>>>

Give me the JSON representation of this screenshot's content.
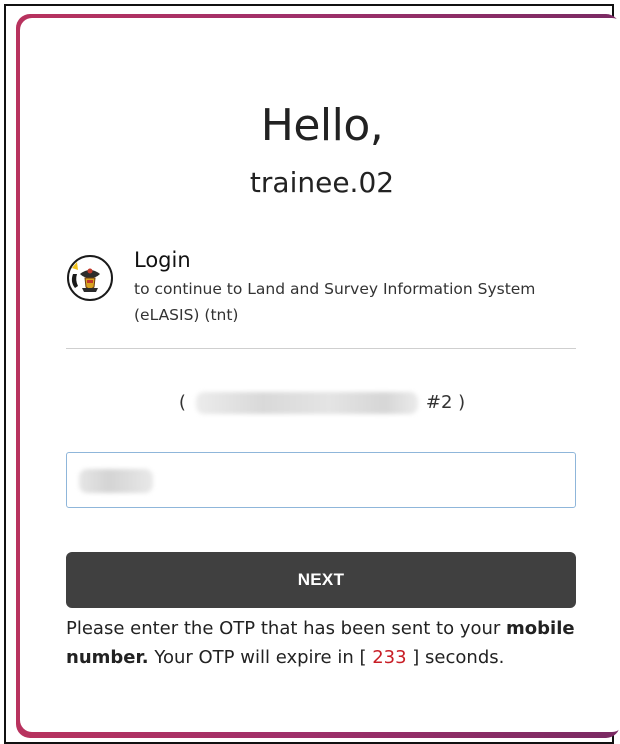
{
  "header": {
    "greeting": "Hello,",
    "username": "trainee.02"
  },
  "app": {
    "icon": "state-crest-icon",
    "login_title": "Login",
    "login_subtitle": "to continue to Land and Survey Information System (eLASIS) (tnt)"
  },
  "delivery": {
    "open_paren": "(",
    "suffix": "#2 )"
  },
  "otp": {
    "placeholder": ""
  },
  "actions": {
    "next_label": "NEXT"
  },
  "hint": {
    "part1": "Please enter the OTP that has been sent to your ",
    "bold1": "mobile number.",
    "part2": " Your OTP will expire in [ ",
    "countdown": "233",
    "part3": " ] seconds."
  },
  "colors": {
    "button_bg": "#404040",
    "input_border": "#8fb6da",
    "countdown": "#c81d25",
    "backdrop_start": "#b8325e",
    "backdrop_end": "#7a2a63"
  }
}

<<<

• INSTRUCTIONS TO FOLLOW
Leave out the pictures and print each record exactly as it stands.

• RESPONSE FOR THIS EXERCISE
Give me the JSON representation of this screenshot's content.
{
  "header": {
    "greeting": "Hello,",
    "username": "trainee.02"
  },
  "app": {
    "icon": "state-crest-icon",
    "login_title": "Login",
    "login_subtitle": "to continue to Land and Survey Information System (eLASIS) (tnt)"
  },
  "delivery": {
    "open_paren": "(",
    "suffix": "#2 )"
  },
  "otp": {
    "placeholder": ""
  },
  "actions": {
    "next_label": "NEXT"
  },
  "hint": {
    "part1": "Please enter the OTP that has been sent to your ",
    "bold1": "mobile number.",
    "part2": " Your OTP will expire in [ ",
    "countdown": "233",
    "part3": " ] seconds."
  },
  "colors": {
    "button_bg": "#404040",
    "input_border": "#8fb6da",
    "countdown": "#c81d25",
    "backdrop_start": "#b8325e",
    "backdrop_end": "#7a2a63"
  }
}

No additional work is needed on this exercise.